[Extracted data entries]
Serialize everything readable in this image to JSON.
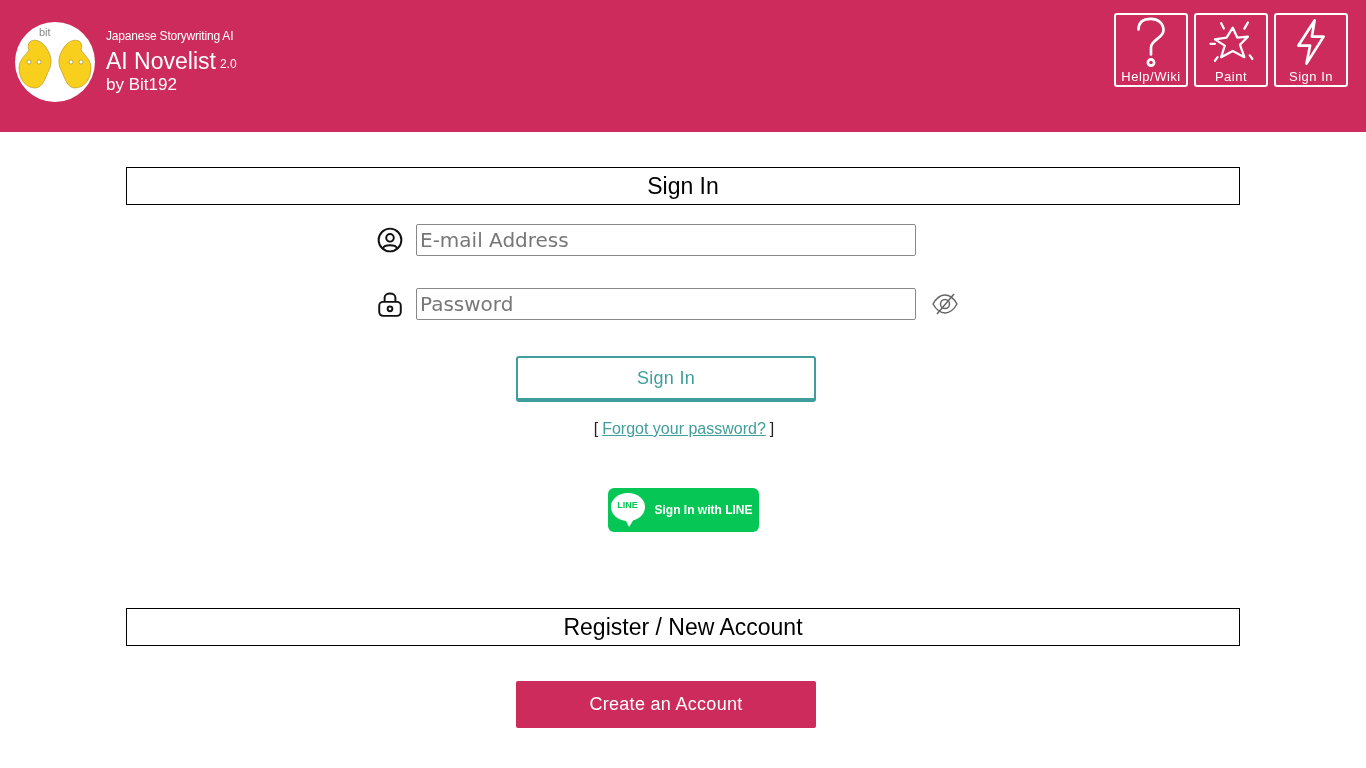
{
  "header": {
    "logo_text": "bit",
    "tagline": "Japanese Storywriting AI",
    "title": "AI Novelist",
    "version": "2.0",
    "byline": "by Bit192",
    "nav": [
      {
        "kind": "help",
        "label": "Help/Wiki"
      },
      {
        "kind": "paint",
        "label": "Paint"
      },
      {
        "kind": "signin",
        "label": "Sign In"
      }
    ]
  },
  "sign_in": {
    "heading": "Sign In",
    "fields": [
      {
        "kind": "email",
        "placeholder": "E-mail Address"
      },
      {
        "kind": "password",
        "placeholder": "Password"
      }
    ],
    "submit": "Sign In",
    "forgot": {
      "open": "[",
      "link": "Forgot your password?",
      "close": "]"
    },
    "line_button": {
      "badge": "LINE",
      "label": "Sign In with LINE"
    }
  },
  "register": {
    "heading": "Register / New Account",
    "button": "Create an Account"
  }
}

* _Required task_:
Give back all entries exactly. No pictures belong in the copy.

* _Result of the task_:
Serialize everything readable in this image to JSON.
{
  "header": {
    "logo_text": "bit",
    "tagline": "Japanese Storywriting AI",
    "title": "AI Novelist",
    "version": "2.0",
    "byline": "by Bit192",
    "nav": [
      {
        "kind": "help",
        "label": "Help/Wiki"
      },
      {
        "kind": "paint",
        "label": "Paint"
      },
      {
        "kind": "signin",
        "label": "Sign In"
      }
    ]
  },
  "sign_in": {
    "heading": "Sign In",
    "fields": [
      {
        "kind": "email",
        "placeholder": "E-mail Address"
      },
      {
        "kind": "password",
        "placeholder": "Password"
      }
    ],
    "submit": "Sign In",
    "forgot": {
      "open": "[",
      "link": "Forgot your password?",
      "close": "]"
    },
    "line_button": {
      "badge": "LINE",
      "label": "Sign In with LINE"
    }
  },
  "register": {
    "heading": "Register / New Account",
    "button": "Create an Account"
  }
}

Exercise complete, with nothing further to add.